:: Work instructions ::
a - Answer these from the director profiles, one line each:
(i) Since what year has Thomas J. Shields been BJ's presiding director?
(ii) Which company does Mr. Shields serve as Managing Director?
(iii) On what date did House2Home file for bankruptcy under Chapter 11?
b - Using the director profiles, explain in one to three sentences why Herbert J Zarkin could remain a director nominee even though he is past the age set by the retirement policy.

:: Document extract ::
Thomas J. Shields, 63, has been a director of BJ’s since July 1997 and presiding director since 2005. He was a director of Waban Inc., BJ’s former parent company, from June 1992 to July 1997. He has served as Managing Director of Shields & Company, Inc., a Boston-based investment banking firm, since 1991. Mr. Shields is also a director of Clean Harbors, Inc., a leading provider of environmental, energy and industrial services in North America and a New York Stock Exchange listed company. Mr. Shields is Chair of BJ’s Audit Committee and a member of BJ’s Executive, Finance and Corporate Governance Committees. The Board concluded that Mr. Shields is well suited to serve as a director of the Company because of his knowledge and experience in the finance and investment banking industries, as well as the knowledge and experience he has acquired during his 13 years as a director of the Company.

 

Herbert J Zarkin, 71, has been a director of BJ’s since November 1996, Chairman of the Board of Directors of the Company since July 1997 and served as BJ’s Chief Executive Officer from February 2007 to December 2008. From February 2007 to January 2008, Mr. Zarkin also served as President of BJ’s, and from November 2006 to February 2007, Mr. Zarkin was Interim Chief Executive Officer. From July 1997 to June 2002, Mr. Zarkin was Chairman of House2Home, Inc., the surviving company of a merger in September 2001 with HomeBase, Inc., formerly known as Waban, Inc., and was President and Chief Executive Officer of House2Home from March 2000 to September 2001. House2Home filed for bankruptcy under Chapter 11 of the United States Bankruptcy Code on November 7, 2001. Mr. Zarkin was a director, President and Chief Executive Officer of Waban from May 1993 to July 1997. Mr. Zarkin is Chair of BJ’s Executive Committee and a member of the Finance Committee. The retirement policy in our corporate governance guidelines provides that directors will not be nominated for election to the Board after their 70th birthday unless the full Board, upon the recommendation of the Corporate Governance Committee, decides otherwise under special circumstances. In Mr. Zarkin’s case, the Board concluded, upon the recommendation of the Corporate Governance Committee, that Mr. Zarkin is well suited to continue to serve as a director of the Company because of the extensive understanding and knowledge of BJ’s business he has acquired during his long association with the Company. Mr. Zarkin has demonstrated his leadership ability and his commitment to our Company since he was elected a director in 1996.

:: Data supplied ::
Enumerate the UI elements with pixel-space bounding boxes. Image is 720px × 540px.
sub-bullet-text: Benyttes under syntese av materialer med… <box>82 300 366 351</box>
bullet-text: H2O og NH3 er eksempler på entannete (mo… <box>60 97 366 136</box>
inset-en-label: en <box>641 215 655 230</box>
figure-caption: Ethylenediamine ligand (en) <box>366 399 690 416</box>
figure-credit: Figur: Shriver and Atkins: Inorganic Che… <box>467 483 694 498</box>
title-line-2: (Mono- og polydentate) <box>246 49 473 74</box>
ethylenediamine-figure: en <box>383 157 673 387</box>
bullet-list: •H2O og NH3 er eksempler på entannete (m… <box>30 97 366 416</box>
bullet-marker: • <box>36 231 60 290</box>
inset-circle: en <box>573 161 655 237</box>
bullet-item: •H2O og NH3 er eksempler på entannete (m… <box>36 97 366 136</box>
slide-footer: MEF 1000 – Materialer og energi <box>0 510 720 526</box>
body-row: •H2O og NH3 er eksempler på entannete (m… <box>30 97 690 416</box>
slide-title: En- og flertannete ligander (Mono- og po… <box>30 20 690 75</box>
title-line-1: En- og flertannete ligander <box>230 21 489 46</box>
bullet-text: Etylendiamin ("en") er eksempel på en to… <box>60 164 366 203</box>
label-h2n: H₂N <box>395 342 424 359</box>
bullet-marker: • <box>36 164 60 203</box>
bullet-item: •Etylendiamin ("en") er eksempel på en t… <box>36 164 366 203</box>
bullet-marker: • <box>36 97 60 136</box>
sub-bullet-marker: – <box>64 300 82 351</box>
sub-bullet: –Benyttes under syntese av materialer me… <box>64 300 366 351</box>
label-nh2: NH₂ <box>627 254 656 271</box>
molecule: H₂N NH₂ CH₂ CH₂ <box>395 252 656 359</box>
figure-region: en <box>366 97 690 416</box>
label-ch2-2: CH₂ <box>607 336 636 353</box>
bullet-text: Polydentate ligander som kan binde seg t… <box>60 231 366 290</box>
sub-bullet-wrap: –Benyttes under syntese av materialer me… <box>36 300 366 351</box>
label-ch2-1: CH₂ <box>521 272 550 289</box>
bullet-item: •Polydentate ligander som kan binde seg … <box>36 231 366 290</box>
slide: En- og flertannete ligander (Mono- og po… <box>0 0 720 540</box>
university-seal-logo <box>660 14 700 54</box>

:: Solutions to the problems ::
a -
(i) 2005
(ii) Shields & Company, Inc., a Boston-based investment banking firm
(iii) November 7, 2001

b - The retirement policy bars nominating directors after their 70th birthday unless the full Board, on the Corporate Governance Committee's recommendation, decides otherwise under special circumstances. Acting on that recommendation, the Board concluded that Mr. Zarkin is well suited to continue serving. It cited the extensive understanding and knowledge of BJ's business he has gained through his long association with the Company.